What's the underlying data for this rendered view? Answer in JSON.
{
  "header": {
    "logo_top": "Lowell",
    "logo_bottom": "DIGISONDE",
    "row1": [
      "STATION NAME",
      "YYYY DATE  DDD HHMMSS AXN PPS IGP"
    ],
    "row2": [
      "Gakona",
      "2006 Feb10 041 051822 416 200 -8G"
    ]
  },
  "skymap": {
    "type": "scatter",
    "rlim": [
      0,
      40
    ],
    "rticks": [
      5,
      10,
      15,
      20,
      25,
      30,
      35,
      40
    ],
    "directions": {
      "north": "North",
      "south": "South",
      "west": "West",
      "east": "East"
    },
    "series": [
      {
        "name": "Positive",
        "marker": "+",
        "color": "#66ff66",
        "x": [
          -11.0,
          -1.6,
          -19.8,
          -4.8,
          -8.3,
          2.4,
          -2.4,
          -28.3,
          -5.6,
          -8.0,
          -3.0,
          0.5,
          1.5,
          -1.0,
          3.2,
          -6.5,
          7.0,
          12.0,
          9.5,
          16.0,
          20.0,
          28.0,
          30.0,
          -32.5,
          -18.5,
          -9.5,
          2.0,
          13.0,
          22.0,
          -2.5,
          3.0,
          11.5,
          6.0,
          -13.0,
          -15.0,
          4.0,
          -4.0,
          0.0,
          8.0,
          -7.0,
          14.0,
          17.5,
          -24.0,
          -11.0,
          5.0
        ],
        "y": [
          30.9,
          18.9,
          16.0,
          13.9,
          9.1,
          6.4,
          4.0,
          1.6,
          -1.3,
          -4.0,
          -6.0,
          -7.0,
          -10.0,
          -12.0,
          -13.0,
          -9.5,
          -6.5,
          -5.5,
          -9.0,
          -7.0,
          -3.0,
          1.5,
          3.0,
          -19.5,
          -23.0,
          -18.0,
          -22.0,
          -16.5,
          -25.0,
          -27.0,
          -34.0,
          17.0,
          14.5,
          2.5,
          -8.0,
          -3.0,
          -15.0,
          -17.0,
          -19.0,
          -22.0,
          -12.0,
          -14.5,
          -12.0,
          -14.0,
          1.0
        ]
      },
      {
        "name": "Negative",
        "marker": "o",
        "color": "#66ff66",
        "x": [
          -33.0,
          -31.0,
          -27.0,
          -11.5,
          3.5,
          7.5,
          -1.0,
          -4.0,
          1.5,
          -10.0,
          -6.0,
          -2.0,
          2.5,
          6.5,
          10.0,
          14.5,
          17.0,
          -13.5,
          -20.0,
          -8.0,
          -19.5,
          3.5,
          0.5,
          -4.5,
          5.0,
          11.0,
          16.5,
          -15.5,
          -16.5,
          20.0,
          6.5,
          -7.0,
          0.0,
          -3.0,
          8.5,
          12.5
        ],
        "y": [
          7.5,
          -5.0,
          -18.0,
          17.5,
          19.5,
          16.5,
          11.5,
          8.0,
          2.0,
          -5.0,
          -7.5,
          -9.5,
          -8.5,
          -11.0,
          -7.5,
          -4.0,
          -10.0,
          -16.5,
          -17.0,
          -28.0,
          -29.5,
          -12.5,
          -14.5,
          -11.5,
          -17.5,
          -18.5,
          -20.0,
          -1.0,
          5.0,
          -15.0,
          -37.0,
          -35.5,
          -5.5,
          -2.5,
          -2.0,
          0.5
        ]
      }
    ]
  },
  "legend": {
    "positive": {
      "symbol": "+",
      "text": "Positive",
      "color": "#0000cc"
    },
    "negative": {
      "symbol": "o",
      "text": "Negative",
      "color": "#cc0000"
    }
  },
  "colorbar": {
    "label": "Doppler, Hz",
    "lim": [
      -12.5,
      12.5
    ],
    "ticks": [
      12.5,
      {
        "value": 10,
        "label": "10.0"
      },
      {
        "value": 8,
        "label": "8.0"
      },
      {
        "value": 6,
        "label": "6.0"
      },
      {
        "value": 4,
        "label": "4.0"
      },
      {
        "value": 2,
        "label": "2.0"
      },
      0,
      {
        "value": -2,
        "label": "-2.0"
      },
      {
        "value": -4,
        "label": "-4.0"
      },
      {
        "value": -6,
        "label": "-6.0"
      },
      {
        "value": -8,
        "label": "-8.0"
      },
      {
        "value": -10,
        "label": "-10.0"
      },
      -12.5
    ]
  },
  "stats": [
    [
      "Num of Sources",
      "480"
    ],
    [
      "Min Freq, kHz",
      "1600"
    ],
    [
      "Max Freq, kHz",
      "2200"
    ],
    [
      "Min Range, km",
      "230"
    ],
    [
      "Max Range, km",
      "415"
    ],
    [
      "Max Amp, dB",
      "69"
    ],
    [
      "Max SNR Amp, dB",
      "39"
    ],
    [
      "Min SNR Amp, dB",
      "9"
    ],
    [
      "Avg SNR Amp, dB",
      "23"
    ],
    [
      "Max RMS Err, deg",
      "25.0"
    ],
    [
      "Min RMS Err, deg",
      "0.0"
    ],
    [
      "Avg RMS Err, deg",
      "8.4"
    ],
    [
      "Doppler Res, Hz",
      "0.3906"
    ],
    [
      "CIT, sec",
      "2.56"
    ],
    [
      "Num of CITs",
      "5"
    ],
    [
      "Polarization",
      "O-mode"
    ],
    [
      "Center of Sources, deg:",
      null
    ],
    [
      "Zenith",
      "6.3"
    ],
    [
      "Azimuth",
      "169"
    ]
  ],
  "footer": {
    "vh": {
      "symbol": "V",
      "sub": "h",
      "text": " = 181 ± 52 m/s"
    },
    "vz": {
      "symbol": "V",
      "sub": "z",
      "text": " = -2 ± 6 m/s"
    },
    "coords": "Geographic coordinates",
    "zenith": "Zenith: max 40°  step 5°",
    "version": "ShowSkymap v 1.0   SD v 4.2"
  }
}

• • • • •

-- Goal --
Identify the lines in the entries above that contain "Sources", then copy them out.

-- Finished task --
      "Num of Sources",
      "Center of Sources, deg:",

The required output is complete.